---------- Data
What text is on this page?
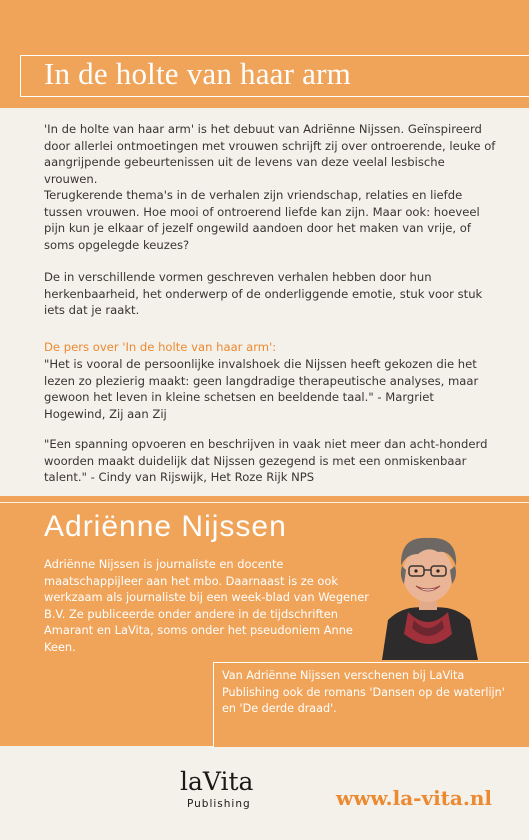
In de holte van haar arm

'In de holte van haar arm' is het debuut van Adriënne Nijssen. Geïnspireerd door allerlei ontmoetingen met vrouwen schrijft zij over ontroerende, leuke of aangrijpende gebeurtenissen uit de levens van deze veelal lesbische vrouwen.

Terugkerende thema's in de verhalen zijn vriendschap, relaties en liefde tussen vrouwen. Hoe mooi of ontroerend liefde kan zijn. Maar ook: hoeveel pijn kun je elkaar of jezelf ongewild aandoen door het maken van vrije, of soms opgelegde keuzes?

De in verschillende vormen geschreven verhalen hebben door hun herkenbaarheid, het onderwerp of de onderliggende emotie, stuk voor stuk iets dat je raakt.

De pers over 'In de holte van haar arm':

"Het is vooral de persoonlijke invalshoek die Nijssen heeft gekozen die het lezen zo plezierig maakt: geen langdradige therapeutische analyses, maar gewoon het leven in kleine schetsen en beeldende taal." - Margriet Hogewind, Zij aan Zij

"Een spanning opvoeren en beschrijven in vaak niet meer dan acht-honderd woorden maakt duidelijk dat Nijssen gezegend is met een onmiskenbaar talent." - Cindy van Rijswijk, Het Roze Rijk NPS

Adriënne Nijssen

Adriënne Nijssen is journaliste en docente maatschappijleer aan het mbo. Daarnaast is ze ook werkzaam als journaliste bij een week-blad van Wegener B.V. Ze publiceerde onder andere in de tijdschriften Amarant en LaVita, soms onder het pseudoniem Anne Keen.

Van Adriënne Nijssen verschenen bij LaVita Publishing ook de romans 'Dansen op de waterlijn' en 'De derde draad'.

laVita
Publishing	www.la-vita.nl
--------------------
---------- Data
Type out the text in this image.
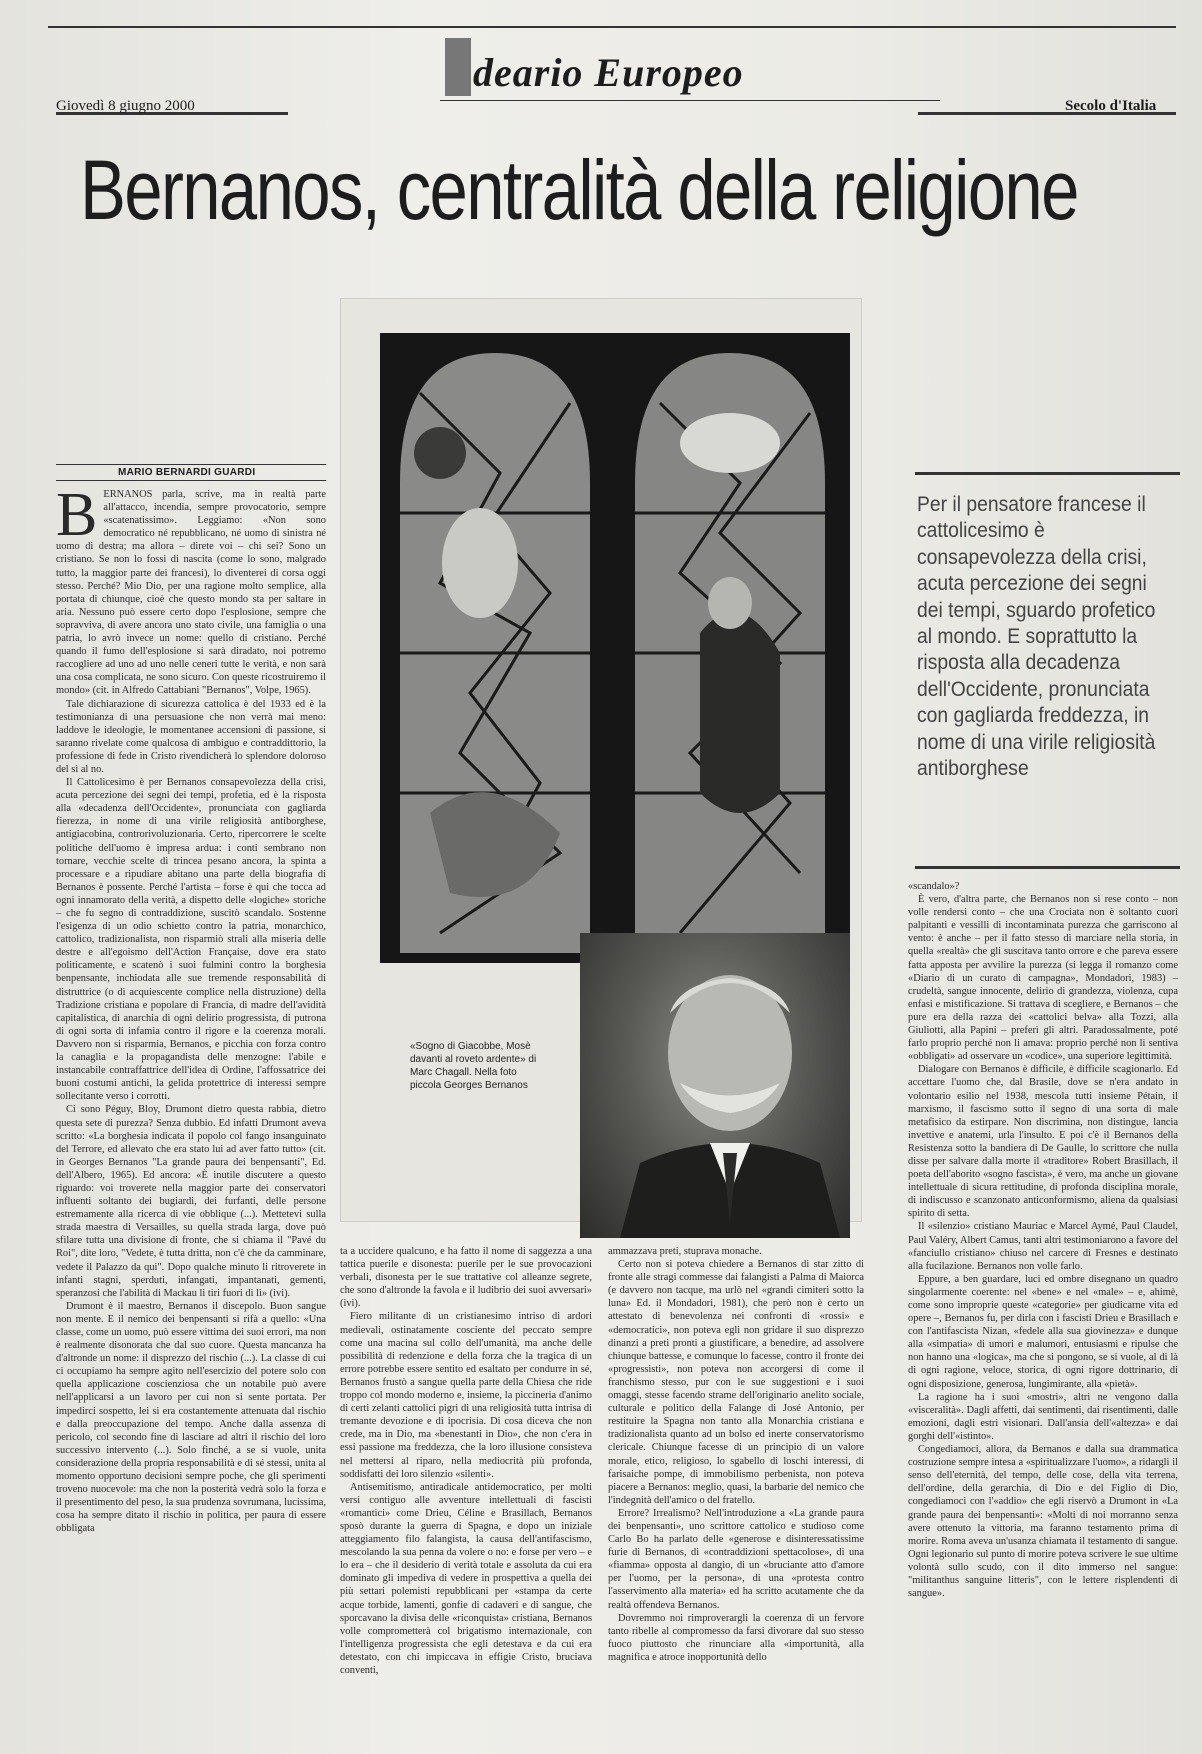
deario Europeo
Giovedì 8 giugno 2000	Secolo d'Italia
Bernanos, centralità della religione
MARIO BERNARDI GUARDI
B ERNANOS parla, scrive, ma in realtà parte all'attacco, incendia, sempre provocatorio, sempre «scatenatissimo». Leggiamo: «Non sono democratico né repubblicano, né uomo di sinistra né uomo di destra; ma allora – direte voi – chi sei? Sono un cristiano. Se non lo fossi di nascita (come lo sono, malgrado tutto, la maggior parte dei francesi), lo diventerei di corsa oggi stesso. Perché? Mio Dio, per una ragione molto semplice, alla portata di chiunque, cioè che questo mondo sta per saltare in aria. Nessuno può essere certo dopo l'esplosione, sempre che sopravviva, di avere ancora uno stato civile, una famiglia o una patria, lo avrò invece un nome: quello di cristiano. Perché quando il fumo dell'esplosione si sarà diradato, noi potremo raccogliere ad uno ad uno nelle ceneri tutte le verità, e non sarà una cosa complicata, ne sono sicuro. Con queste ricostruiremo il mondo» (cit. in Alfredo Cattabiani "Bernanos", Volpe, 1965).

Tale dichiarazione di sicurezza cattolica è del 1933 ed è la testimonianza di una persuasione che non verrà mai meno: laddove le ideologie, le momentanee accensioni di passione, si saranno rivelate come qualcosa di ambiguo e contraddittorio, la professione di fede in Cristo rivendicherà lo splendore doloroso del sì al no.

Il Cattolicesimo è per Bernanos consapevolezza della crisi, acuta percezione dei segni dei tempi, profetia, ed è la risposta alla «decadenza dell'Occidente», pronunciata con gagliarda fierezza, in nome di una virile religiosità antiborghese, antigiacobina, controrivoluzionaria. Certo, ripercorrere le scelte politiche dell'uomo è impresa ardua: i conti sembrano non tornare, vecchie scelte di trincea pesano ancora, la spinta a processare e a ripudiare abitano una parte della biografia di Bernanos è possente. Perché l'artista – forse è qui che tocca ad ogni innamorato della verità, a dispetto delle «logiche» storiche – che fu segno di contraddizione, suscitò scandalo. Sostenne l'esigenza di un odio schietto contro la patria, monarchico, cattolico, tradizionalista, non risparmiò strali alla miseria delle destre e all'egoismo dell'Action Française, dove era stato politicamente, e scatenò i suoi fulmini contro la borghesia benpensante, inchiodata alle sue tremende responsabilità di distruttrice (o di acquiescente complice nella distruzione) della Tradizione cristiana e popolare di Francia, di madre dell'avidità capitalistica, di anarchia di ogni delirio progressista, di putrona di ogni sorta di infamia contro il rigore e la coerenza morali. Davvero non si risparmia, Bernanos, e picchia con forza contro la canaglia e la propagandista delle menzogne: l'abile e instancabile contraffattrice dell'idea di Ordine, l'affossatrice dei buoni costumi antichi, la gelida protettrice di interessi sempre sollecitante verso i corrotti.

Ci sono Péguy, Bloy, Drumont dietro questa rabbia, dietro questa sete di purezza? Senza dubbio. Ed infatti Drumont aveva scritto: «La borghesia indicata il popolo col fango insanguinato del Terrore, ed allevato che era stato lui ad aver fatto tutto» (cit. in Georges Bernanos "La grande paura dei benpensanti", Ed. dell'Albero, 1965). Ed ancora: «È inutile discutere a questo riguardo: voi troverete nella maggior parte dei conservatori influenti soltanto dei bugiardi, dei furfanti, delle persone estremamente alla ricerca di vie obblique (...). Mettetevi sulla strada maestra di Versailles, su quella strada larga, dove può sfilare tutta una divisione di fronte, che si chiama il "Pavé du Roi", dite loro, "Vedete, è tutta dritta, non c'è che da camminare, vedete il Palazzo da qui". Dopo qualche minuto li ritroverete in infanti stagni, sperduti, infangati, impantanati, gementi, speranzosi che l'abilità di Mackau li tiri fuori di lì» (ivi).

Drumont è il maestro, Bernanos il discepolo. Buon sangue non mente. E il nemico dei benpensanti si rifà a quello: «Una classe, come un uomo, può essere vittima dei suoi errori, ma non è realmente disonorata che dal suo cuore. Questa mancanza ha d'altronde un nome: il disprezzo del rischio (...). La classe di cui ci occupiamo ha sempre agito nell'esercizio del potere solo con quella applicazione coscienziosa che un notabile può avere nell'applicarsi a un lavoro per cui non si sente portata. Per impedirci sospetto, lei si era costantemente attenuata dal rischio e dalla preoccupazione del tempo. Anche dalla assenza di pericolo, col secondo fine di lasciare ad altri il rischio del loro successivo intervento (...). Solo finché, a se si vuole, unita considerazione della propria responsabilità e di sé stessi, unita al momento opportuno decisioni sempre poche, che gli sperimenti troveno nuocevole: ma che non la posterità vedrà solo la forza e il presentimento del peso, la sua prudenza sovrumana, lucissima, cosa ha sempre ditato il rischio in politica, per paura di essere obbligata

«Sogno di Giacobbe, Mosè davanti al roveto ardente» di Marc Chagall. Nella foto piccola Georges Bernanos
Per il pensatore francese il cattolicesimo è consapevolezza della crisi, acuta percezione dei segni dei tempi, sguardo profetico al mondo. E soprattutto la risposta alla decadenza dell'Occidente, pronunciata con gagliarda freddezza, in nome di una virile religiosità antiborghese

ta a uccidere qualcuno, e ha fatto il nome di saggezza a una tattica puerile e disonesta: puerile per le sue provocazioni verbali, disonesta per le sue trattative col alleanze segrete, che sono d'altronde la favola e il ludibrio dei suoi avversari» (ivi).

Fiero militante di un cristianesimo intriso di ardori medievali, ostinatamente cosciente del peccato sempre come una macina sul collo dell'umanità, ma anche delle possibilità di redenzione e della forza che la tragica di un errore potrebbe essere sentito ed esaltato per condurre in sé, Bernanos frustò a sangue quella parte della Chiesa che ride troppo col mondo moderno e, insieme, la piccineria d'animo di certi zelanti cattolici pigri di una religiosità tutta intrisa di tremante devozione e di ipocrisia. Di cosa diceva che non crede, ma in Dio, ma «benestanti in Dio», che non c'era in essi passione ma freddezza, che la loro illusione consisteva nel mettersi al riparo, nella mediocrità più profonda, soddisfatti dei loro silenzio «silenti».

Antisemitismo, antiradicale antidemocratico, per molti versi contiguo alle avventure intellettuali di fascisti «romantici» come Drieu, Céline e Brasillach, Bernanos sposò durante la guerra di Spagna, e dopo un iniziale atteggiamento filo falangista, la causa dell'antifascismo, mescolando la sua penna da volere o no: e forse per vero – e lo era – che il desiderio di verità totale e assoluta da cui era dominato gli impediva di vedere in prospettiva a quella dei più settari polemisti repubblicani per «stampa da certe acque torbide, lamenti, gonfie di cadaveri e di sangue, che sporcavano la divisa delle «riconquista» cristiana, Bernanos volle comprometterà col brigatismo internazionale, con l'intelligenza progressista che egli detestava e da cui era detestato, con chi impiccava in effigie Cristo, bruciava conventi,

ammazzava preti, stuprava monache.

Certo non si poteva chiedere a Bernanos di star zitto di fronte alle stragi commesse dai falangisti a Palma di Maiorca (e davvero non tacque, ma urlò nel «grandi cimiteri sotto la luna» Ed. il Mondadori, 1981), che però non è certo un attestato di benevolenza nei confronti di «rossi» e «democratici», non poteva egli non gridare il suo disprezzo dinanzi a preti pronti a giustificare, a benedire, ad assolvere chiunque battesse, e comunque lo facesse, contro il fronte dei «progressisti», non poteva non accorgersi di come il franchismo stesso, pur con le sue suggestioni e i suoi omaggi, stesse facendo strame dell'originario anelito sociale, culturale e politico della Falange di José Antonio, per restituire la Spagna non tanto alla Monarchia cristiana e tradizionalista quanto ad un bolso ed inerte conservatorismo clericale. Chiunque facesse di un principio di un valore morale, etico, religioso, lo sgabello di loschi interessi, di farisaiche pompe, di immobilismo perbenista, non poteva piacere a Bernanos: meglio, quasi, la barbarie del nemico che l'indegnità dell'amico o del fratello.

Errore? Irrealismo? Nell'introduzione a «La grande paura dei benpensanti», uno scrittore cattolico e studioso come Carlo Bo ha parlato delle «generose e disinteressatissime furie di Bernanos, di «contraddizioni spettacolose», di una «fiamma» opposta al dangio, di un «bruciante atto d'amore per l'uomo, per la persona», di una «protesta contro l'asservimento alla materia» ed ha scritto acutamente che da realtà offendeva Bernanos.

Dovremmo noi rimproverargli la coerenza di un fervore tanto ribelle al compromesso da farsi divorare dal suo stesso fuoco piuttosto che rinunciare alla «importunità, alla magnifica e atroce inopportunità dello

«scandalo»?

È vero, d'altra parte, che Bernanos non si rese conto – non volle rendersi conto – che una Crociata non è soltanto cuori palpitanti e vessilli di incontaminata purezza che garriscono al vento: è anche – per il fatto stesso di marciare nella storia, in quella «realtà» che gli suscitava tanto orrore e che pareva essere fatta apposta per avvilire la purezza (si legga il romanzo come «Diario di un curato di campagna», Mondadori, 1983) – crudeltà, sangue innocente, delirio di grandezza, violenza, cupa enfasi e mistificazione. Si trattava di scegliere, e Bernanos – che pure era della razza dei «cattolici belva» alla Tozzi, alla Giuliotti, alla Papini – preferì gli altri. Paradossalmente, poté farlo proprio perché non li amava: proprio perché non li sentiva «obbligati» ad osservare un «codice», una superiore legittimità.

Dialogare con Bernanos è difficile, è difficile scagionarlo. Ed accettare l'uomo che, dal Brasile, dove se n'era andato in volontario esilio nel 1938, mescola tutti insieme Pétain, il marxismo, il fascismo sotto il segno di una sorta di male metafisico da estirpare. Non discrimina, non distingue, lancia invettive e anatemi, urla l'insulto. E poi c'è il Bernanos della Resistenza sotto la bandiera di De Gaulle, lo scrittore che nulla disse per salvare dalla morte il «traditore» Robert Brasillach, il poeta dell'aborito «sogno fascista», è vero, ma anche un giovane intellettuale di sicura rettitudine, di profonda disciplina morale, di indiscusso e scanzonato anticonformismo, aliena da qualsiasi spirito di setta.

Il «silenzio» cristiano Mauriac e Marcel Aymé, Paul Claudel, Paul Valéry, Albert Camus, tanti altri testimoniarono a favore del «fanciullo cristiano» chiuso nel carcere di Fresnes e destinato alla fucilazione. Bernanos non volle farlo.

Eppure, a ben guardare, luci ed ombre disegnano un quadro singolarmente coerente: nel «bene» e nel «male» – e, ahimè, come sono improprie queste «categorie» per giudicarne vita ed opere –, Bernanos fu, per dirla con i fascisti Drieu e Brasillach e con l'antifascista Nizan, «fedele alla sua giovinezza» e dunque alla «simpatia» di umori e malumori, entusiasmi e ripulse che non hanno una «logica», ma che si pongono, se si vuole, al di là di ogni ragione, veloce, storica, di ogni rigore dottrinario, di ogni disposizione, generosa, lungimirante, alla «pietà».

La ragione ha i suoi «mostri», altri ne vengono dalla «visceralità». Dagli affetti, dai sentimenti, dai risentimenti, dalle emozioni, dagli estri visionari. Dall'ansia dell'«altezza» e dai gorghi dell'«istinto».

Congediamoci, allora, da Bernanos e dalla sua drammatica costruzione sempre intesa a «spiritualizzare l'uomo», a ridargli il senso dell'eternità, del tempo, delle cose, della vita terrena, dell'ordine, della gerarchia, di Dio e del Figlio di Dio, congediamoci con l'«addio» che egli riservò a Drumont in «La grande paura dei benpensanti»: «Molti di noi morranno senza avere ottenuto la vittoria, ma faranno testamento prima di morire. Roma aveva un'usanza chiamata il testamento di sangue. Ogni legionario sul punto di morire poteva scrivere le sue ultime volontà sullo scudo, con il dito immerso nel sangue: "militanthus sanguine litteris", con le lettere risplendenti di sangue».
--------------------
---------- Data
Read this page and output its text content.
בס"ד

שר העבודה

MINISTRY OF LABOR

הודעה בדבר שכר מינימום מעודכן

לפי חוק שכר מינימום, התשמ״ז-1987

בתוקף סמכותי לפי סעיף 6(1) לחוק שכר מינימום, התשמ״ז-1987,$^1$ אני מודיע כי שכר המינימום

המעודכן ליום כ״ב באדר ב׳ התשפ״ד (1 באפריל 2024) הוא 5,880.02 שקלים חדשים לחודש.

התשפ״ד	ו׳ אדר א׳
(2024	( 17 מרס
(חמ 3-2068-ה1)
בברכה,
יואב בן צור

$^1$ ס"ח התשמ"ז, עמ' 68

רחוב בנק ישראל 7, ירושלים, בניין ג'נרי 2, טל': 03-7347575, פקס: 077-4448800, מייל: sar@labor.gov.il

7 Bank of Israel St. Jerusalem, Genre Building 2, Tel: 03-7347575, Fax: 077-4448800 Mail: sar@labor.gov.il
--------------------
**Your instructions**
Return all lines containing "Publishing".

**Answer to the exercise**
Van Adriënne Nijssen verschenen bij LaVita Publishing ook de romans 'Dansen op de waterlijn' en 'De derde draad'.
Publishing	www.la-vita.nl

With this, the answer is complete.